Extracted data entries:
>> start
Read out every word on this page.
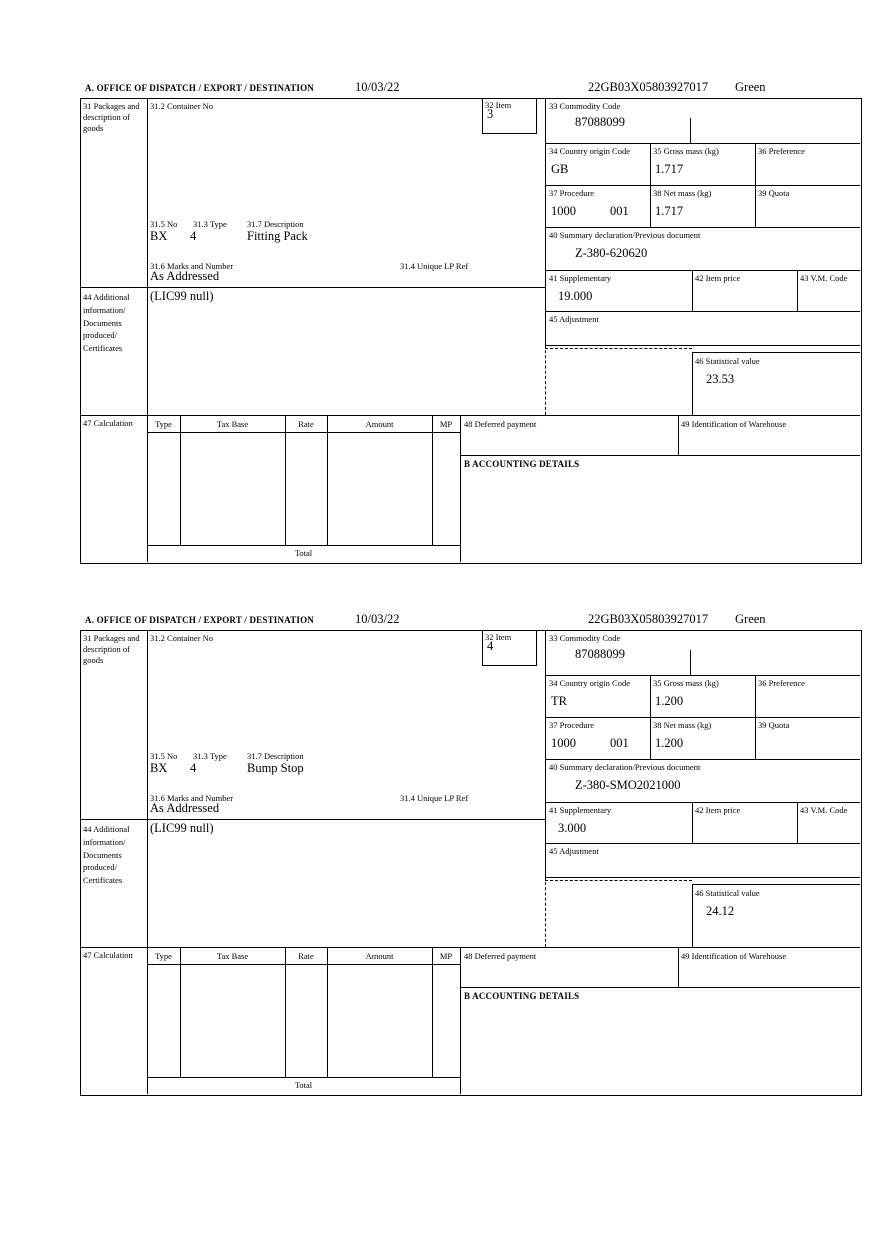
A. OFFICE OF DISPATCH / EXPORT / DESTINATION	10/03/22	22GB03X05803927017 Green
31 Packages and description of goods
44 Additional information/ Documents produced/ Certificates
47 Calculation
31.2 Container No	32 Item
3
31.5 No 31.3 Type 31.7 Description
BX 4	Fitting Pack
31.6 Marks and Number	31.4 Unique LP Ref
As Addressed
(LIC99 null)
33 Commodity Code
87088099
34 Country origin Code
GB
35 Gross mass (kg)
1.717
36 Preference
37 Procedure
1000	001
38 Net mass (kg)
1.717
39 Quota
40 Summary declaration/Previous document
Z-380-620620
41 Supplementary
19.000
42 Item price	43 V.M. Code
45 Adjustment
46 Statistical value
23.53
Type	Tax Base	Rate	Amount	MP
Total
48 Deferred payment	49 Identification of Warehouse
B ACCOUNTING DETAILS
A. OFFICE OF DISPATCH / EXPORT / DESTINATION	10/03/22	22GB03X05803927017 Green
31 Packages and description of goods
44 Additional information/ Documents produced/ Certificates
47 Calculation
31.2 Container No	32 Item
4
31.5 No 31.3 Type 31.7 Description
BX 4	Bump Stop
31.6 Marks and Number	31.4 Unique LP Ref
As Addressed
(LIC99 null)
33 Commodity Code
87088099
34 Country origin Code
TR
35 Gross mass (kg)
1.200
36 Preference
37 Procedure
1000	001
38 Net mass (kg)
1.200
39 Quota
40 Summary declaration/Previous document
Z-380-SMO2021000
41 Supplementary
3.000
42 Item price	43 V.M. Code
45 Adjustment
46 Statistical value
24.12
Type	Tax Base	Rate	Amount	MP
Total
48 Deferred payment	49 Identification of Warehouse
B ACCOUNTING DETAILS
>> end
--- EXERCISE TASK ---
Leave out the pictures and copy the rest of the material above exactly.

--- OUTPUT FOR THIS TASK ---
Read out every word on this page.
A. OFFICE OF DISPATCH / EXPORT / DESTINATION	10/03/22	22GB03X05803927017 Green
31 Packages and description of goods
44 Additional information/ Documents produced/ Certificates
47 Calculation
31.2 Container No	32 Item
3
31.5 No 31.3 Type 31.7 Description
BX 4	Fitting Pack
31.6 Marks and Number	31.4 Unique LP Ref
As Addressed
(LIC99 null)
33 Commodity Code
87088099
34 Country origin Code
GB
35 Gross mass (kg)
1.717
36 Preference
37 Procedure
1000	001
38 Net mass (kg)
1.717
39 Quota
40 Summary declaration/Previous document
Z-380-620620
41 Supplementary
19.000
42 Item price	43 V.M. Code
45 Adjustment
46 Statistical value
23.53
Type	Tax Base	Rate	Amount	MP
Total
48 Deferred payment	49 Identification of Warehouse
B ACCOUNTING DETAILS
A. OFFICE OF DISPATCH / EXPORT / DESTINATION	10/03/22	22GB03X05803927017 Green
31 Packages and description of goods
44 Additional information/ Documents produced/ Certificates
47 Calculation
31.2 Container No	32 Item
4
31.5 No 31.3 Type 31.7 Description
BX 4	Bump Stop
31.6 Marks and Number	31.4 Unique LP Ref
As Addressed
(LIC99 null)
33 Commodity Code
87088099
34 Country origin Code
TR
35 Gross mass (kg)
1.200
36 Preference
37 Procedure
1000	001
38 Net mass (kg)
1.200
39 Quota
40 Summary declaration/Previous document
Z-380-SMO2021000
41 Supplementary
3.000
42 Item price	43 V.M. Code
45 Adjustment
46 Statistical value
24.12
Type	Tax Base	Rate	Amount	MP
Total
48 Deferred payment	49 Identification of Warehouse
B ACCOUNTING DETAILS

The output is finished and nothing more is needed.